| WHAT IS NEEDED |
Take every line from the material that has the word "node" in it.

| RECORDS TO USE |

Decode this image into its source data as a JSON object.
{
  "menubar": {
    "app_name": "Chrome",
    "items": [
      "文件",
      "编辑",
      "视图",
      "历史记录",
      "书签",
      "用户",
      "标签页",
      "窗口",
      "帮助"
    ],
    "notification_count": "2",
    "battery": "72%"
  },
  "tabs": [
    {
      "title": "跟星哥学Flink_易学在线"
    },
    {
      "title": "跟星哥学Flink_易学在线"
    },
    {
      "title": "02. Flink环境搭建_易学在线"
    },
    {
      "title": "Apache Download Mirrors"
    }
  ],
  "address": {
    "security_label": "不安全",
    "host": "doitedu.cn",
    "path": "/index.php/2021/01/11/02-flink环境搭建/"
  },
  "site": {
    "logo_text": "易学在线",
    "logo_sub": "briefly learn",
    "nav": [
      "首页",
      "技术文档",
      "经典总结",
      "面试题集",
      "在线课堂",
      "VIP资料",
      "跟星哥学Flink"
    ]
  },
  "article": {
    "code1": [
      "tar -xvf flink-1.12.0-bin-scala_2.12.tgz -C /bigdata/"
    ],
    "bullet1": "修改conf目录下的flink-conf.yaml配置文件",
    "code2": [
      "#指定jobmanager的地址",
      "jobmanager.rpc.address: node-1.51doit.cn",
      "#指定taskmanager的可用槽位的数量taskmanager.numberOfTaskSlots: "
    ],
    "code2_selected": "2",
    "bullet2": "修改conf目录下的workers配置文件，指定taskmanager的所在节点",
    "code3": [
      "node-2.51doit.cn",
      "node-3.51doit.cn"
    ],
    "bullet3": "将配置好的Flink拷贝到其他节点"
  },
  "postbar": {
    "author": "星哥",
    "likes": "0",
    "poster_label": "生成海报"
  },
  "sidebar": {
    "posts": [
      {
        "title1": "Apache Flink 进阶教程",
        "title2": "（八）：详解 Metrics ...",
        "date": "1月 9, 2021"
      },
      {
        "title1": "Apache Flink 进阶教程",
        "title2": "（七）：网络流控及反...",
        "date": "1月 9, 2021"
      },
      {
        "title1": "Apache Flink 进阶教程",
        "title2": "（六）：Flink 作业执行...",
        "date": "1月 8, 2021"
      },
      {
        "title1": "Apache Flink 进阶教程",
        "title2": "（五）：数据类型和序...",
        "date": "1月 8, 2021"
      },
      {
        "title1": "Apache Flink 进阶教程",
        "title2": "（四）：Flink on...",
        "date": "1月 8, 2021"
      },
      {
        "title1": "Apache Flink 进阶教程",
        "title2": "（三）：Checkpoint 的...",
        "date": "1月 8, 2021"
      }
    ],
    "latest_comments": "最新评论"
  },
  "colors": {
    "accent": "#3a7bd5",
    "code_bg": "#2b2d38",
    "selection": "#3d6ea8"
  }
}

| WORKED SOLUTION |
      "jobmanager.rpc.address: node-1.51doit.cn",
      "node-2.51doit.cn",
      "node-3.51doit.cn"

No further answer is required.